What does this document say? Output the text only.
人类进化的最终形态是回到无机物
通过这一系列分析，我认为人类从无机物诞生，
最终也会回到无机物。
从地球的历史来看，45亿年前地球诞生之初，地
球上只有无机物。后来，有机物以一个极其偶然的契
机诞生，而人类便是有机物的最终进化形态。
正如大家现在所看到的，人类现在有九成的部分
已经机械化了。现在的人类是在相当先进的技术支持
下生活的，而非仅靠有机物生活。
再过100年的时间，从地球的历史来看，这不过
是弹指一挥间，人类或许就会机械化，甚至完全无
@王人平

********************

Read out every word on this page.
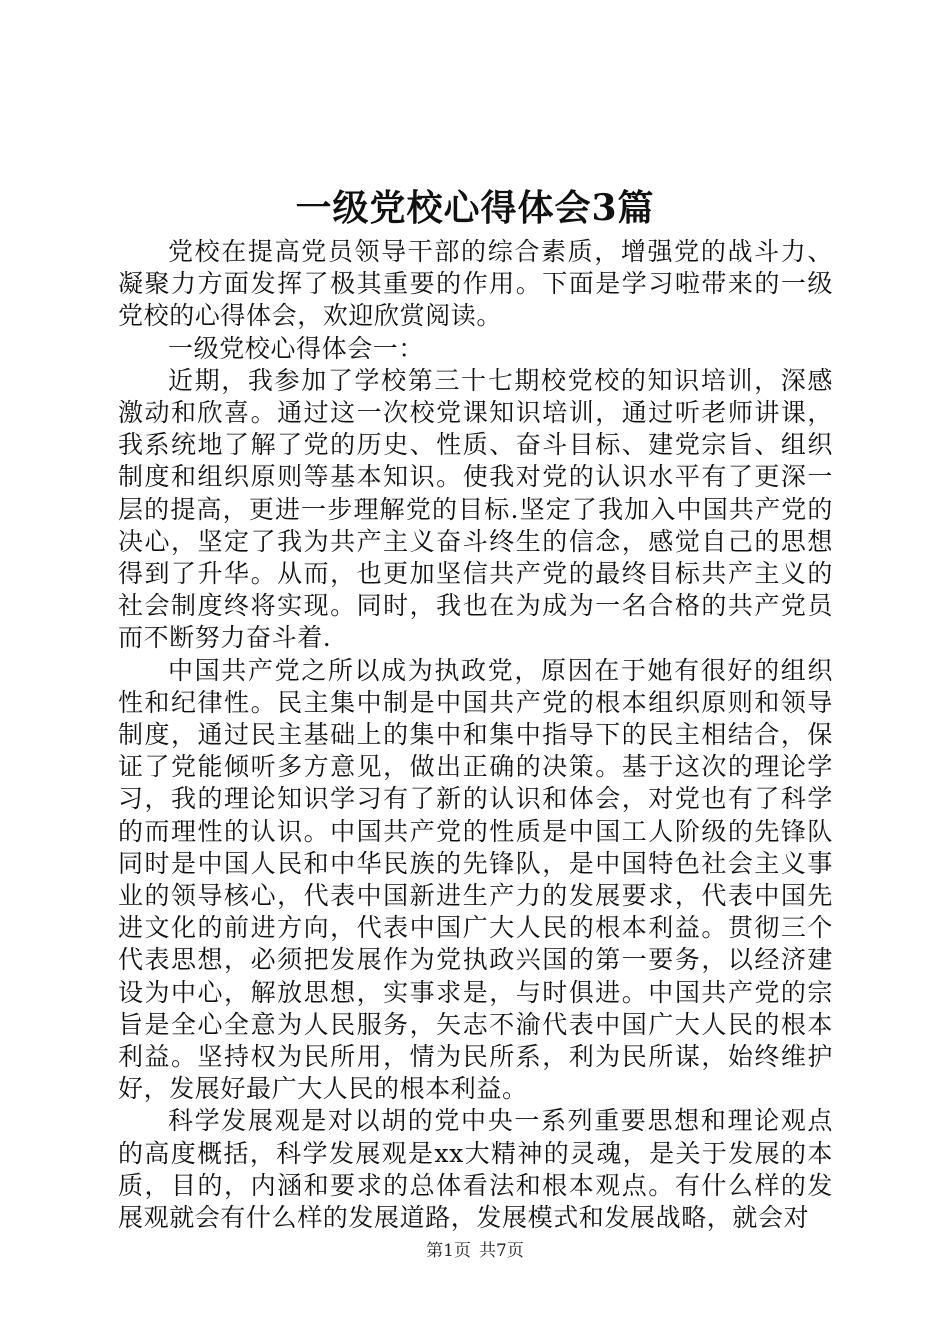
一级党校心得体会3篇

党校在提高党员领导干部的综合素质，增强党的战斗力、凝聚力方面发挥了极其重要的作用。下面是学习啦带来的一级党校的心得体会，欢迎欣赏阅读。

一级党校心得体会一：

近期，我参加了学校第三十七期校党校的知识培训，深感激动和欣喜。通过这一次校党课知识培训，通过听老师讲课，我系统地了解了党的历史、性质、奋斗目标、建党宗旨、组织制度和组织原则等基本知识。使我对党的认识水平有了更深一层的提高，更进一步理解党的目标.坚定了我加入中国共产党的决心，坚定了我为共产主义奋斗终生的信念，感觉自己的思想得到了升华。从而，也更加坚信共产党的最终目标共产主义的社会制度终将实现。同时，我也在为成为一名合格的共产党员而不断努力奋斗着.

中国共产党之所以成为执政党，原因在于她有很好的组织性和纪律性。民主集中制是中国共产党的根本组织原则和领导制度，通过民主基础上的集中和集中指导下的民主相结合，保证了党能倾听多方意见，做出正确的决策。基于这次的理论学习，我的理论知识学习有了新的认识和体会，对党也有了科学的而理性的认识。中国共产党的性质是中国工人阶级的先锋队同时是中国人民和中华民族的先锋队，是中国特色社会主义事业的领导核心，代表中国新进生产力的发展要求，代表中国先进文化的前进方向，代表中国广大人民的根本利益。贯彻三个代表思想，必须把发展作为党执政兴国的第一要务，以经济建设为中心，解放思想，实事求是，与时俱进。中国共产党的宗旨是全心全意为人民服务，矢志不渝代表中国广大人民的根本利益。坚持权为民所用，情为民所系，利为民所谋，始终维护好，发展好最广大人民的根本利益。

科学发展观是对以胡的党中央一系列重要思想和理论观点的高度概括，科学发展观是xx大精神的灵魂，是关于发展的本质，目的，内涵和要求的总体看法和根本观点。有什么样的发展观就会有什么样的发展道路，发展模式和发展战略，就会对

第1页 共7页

********************

What you should do. The answer must consist solely of the number of lines in the entries that contain the word "this".

Worked answer. 2